▸ AIM: Exactly reproduce all the records, keeping pictures out of the copy.

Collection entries
****************************************
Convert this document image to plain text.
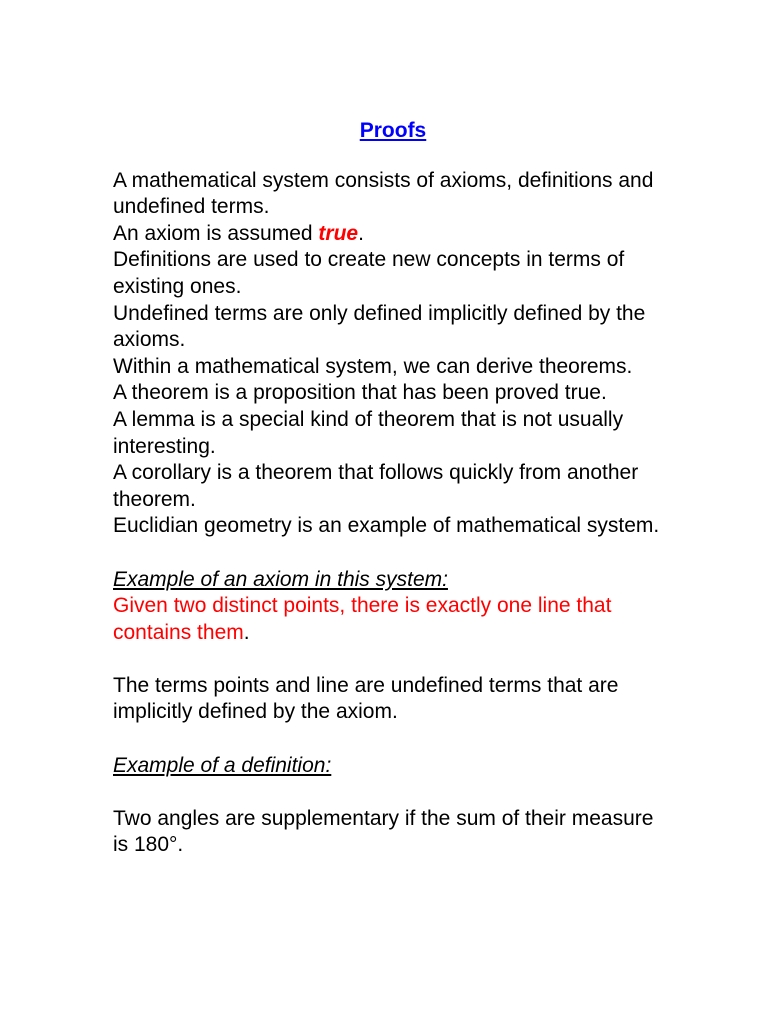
Proofs

A mathematical system consists of axioms, definitions and undefined terms.

An axiom is assumed true.

Definitions are used to create new concepts in terms of existing ones.

Undefined terms are only defined implicitly defined by the axioms.

Within a mathematical system, we can derive theorems.

A theorem is a proposition that has been proved true.

A lemma is a special kind of theorem that is not usually interesting.

A corollary is a theorem that follows quickly from another theorem.

Euclidian geometry is an example of mathematical system.

Example of an axiom in this system:

Given two distinct points, there is exactly one line that contains them.

The terms points and line are undefined terms that are implicitly defined by the axiom.

Example of a definition:

Two angles are supplementary if the sum of their measure is 180°.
****************************************
▸ COMPLETE RESPONSE:
Convert this document image to plain text.
Proofs

A mathematical system consists of axioms, definitions and undefined terms.

An axiom is assumed true.

Definitions are used to create new concepts in terms of existing ones.

Undefined terms are only defined implicitly defined by the axioms.

Within a mathematical system, we can derive theorems.

A theorem is a proposition that has been proved true.

A lemma is a special kind of theorem that is not usually interesting.

A corollary is a theorem that follows quickly from another theorem.

Euclidian geometry is an example of mathematical system.

Example of an axiom in this system:

Given two distinct points, there is exactly one line that contains them.

The terms points and line are undefined terms that are implicitly defined by the axiom.

Example of a definition:

Two angles are supplementary if the sum of their measure is 180°.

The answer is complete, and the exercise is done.